### Task requirements
Look for "Avogadro" in the listing below. Gather each line that contains it.

### Records shown
# # # #

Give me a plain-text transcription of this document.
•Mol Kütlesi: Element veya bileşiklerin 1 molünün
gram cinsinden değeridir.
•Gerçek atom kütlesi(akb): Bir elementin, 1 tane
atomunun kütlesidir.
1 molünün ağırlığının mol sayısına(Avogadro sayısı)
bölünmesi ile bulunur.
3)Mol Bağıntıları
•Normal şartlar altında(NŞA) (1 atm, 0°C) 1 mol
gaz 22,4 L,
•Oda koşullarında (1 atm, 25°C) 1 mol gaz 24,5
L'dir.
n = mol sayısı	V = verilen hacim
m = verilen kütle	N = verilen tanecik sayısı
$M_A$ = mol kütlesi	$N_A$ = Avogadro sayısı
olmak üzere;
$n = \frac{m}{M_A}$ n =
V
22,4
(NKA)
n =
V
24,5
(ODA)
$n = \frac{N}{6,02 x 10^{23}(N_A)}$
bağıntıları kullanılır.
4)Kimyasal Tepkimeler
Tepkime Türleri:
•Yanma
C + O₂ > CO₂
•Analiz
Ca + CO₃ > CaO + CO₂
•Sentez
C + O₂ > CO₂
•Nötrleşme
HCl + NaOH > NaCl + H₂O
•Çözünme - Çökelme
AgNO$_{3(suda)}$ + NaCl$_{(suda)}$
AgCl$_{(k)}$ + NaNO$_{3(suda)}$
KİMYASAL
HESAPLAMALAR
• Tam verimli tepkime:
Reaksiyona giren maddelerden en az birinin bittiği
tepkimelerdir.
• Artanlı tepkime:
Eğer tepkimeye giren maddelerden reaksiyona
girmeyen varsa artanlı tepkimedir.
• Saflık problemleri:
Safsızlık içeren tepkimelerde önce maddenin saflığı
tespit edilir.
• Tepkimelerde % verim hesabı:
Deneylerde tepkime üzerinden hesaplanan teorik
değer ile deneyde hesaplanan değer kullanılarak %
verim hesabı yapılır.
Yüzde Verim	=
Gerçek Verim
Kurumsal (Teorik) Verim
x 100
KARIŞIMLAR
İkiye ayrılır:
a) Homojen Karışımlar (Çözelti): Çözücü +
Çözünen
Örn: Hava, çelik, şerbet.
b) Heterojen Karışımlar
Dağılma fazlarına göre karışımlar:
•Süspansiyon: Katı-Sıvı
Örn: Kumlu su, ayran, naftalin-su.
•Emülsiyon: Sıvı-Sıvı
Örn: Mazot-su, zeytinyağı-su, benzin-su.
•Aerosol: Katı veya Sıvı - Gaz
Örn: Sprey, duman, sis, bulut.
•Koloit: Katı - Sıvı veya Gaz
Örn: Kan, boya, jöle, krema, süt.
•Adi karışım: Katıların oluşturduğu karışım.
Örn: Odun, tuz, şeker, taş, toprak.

# # # #

### Result
1 molünün ağırlığının mol sayısına(Avogadro sayısı)
$M_A$ = mol kütlesi	$N_A$ = Avogadro sayısı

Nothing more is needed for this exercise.